Exercise aim
Repeat the full listing, word for word.

Data listing
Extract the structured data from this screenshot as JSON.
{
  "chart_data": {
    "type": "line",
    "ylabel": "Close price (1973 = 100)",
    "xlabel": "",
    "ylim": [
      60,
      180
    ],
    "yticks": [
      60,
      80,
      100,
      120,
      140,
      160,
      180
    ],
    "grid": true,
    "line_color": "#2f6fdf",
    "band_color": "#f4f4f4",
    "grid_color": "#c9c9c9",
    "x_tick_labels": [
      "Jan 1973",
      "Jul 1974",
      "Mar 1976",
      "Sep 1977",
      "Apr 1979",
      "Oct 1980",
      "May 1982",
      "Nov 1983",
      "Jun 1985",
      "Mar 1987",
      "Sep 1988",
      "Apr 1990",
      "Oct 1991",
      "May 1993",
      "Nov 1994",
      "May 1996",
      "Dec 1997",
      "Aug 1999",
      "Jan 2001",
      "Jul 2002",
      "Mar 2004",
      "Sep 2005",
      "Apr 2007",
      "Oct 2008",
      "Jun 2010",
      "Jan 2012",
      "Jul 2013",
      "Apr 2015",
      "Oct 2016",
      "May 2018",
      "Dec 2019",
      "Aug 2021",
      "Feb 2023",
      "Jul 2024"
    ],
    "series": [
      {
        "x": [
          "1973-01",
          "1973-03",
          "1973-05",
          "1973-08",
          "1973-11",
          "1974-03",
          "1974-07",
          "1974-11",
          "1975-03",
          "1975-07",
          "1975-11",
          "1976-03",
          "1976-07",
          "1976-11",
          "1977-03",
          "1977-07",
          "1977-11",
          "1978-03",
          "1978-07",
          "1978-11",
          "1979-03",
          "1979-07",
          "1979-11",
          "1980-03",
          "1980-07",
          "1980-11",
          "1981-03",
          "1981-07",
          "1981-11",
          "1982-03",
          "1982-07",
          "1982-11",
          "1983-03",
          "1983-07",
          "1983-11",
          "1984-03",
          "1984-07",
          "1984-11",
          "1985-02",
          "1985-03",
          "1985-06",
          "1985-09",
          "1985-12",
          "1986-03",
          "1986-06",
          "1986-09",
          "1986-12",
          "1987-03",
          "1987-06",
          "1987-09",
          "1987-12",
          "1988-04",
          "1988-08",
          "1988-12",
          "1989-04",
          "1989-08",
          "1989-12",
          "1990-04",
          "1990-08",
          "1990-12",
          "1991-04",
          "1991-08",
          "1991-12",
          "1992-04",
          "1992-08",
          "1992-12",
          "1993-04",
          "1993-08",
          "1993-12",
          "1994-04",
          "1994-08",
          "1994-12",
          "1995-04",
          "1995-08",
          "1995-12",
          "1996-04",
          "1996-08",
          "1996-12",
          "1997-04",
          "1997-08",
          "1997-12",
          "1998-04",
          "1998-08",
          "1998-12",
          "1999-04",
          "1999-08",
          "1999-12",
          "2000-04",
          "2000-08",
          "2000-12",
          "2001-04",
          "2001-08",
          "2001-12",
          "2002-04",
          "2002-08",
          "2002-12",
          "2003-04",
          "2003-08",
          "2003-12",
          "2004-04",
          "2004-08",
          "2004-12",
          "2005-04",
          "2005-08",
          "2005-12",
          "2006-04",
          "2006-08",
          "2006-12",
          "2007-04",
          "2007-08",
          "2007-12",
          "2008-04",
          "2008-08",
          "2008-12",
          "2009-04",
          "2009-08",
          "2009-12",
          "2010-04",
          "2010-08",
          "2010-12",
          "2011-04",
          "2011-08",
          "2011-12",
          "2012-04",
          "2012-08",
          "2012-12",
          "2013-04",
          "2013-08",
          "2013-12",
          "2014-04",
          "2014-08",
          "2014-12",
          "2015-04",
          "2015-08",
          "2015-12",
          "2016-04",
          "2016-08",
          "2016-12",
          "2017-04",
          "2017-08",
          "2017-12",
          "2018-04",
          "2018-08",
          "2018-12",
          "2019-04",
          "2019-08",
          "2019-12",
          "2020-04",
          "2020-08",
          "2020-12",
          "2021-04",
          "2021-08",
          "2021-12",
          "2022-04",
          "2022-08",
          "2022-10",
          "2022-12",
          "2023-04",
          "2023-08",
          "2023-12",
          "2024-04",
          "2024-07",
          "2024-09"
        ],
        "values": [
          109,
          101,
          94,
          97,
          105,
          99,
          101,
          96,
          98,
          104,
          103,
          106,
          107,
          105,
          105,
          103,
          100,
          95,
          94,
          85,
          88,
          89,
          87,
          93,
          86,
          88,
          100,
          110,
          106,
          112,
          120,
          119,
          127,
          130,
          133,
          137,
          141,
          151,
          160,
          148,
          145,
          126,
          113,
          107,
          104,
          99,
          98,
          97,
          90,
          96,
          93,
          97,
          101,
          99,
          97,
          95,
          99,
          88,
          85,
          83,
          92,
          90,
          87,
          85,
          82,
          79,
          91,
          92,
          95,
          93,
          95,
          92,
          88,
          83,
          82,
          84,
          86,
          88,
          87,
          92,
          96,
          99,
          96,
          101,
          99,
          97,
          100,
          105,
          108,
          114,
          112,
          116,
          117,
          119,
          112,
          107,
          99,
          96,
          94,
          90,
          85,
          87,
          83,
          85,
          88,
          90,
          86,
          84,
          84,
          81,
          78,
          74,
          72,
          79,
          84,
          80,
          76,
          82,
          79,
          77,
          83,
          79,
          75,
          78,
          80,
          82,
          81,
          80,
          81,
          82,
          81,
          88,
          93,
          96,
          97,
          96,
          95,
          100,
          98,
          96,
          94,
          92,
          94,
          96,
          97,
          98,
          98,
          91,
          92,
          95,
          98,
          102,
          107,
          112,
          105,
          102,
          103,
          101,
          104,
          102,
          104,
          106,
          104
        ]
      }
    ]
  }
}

Result of this task
Extract the structured data from this screenshot as JSON.
{
  "chart_data": {
    "type": "line",
    "ylabel": "Close price (1973 = 100)",
    "xlabel": "",
    "ylim": [
      60,
      180
    ],
    "yticks": [
      60,
      80,
      100,
      120,
      140,
      160,
      180
    ],
    "grid": true,
    "line_color": "#2f6fdf",
    "band_color": "#f4f4f4",
    "grid_color": "#c9c9c9",
    "x_tick_labels": [
      "Jan 1973",
      "Jul 1974",
      "Mar 1976",
      "Sep 1977",
      "Apr 1979",
      "Oct 1980",
      "May 1982",
      "Nov 1983",
      "Jun 1985",
      "Mar 1987",
      "Sep 1988",
      "Apr 1990",
      "Oct 1991",
      "May 1993",
      "Nov 1994",
      "May 1996",
      "Dec 1997",
      "Aug 1999",
      "Jan 2001",
      "Jul 2002",
      "Mar 2004",
      "Sep 2005",
      "Apr 2007",
      "Oct 2008",
      "Jun 2010",
      "Jan 2012",
      "Jul 2013",
      "Apr 2015",
      "Oct 2016",
      "May 2018",
      "Dec 2019",
      "Aug 2021",
      "Feb 2023",
      "Jul 2024"
    ],
    "series": [
      {
        "x": [
          "1973-01",
          "1973-03",
          "1973-05",
          "1973-08",
          "1973-11",
          "1974-03",
          "1974-07",
          "1974-11",
          "1975-03",
          "1975-07",
          "1975-11",
          "1976-03",
          "1976-07",
          "1976-11",
          "1977-03",
          "1977-07",
          "1977-11",
          "1978-03",
          "1978-07",
          "1978-11",
          "1979-03",
          "1979-07",
          "1979-11",
          "1980-03",
          "1980-07",
          "1980-11",
          "1981-03",
          "1981-07",
          "1981-11",
          "1982-03",
          "1982-07",
          "1982-11",
          "1983-03",
          "1983-07",
          "1983-11",
          "1984-03",
          "1984-07",
          "1984-11",
          "1985-02",
          "1985-03",
          "1985-06",
          "1985-09",
          "1985-12",
          "1986-03",
          "1986-06",
          "1986-09",
          "1986-12",
          "1987-03",
          "1987-06",
          "1987-09",
          "1987-12",
          "1988-04",
          "1988-08",
          "1988-12",
          "1989-04",
          "1989-08",
          "1989-12",
          "1990-04",
          "1990-08",
          "1990-12",
          "1991-04",
          "1991-08",
          "1991-12",
          "1992-04",
          "1992-08",
          "1992-12",
          "1993-04",
          "1993-08",
          "1993-12",
          "1994-04",
          "1994-08",
          "1994-12",
          "1995-04",
          "1995-08",
          "1995-12",
          "1996-04",
          "1996-08",
          "1996-12",
          "1997-04",
          "1997-08",
          "1997-12",
          "1998-04",
          "1998-08",
          "1998-12",
          "1999-04",
          "1999-08",
          "1999-12",
          "2000-04",
          "2000-08",
          "2000-12",
          "2001-04",
          "2001-08",
          "2001-12",
          "2002-04",
          "2002-08",
          "2002-12",
          "2003-04",
          "2003-08",
          "2003-12",
          "2004-04",
          "2004-08",
          "2004-12",
          "2005-04",
          "2005-08",
          "2005-12",
          "2006-04",
          "2006-08",
          "2006-12",
          "2007-04",
          "2007-08",
          "2007-12",
          "2008-04",
          "2008-08",
          "2008-12",
          "2009-04",
          "2009-08",
          "2009-12",
          "2010-04",
          "2010-08",
          "2010-12",
          "2011-04",
          "2011-08",
          "2011-12",
          "2012-04",
          "2012-08",
          "2012-12",
          "2013-04",
          "2013-08",
          "2013-12",
          "2014-04",
          "2014-08",
          "2014-12",
          "2015-04",
          "2015-08",
          "2015-12",
          "2016-04",
          "2016-08",
          "2016-12",
          "2017-04",
          "2017-08",
          "2017-12",
          "2018-04",
          "2018-08",
          "2018-12",
          "2019-04",
          "2019-08",
          "2019-12",
          "2020-04",
          "2020-08",
          "2020-12",
          "2021-04",
          "2021-08",
          "2021-12",
          "2022-04",
          "2022-08",
          "2022-10",
          "2022-12",
          "2023-04",
          "2023-08",
          "2023-12",
          "2024-04",
          "2024-07",
          "2024-09"
        ],
        "values": [
          109,
          101,
          94,
          97,
          105,
          99,
          101,
          96,
          98,
          104,
          103,
          106,
          107,
          105,
          105,
          103,
          100,
          95,
          94,
          85,
          88,
          89,
          87,
          93,
          86,
          88,
          100,
          110,
          106,
          112,
          120,
          119,
          127,
          130,
          133,
          137,
          141,
          151,
          160,
          148,
          145,
          126,
          113,
          107,
          104,
          99,
          98,
          97,
          90,
          96,
          93,
          97,
          101,
          99,
          97,
          95,
          99,
          88,
          85,
          83,
          92,
          90,
          87,
          85,
          82,
          79,
          91,
          92,
          95,
          93,
          95,
          92,
          88,
          83,
          82,
          84,
          86,
          88,
          87,
          92,
          96,
          99,
          96,
          101,
          99,
          97,
          100,
          105,
          108,
          114,
          112,
          116,
          117,
          119,
          112,
          107,
          99,
          96,
          94,
          90,
          85,
          87,
          83,
          85,
          88,
          90,
          86,
          84,
          84,
          81,
          78,
          74,
          72,
          79,
          84,
          80,
          76,
          82,
          79,
          77,
          83,
          79,
          75,
          78,
          80,
          82,
          81,
          80,
          81,
          82,
          81,
          88,
          93,
          96,
          97,
          96,
          95,
          100,
          98,
          96,
          94,
          92,
          94,
          96,
          97,
          98,
          98,
          91,
          92,
          95,
          98,
          102,
          107,
          112,
          105,
          102,
          103,
          101,
          104,
          102,
          104,
          106,
          104
        ]
      }
    ]
  }
}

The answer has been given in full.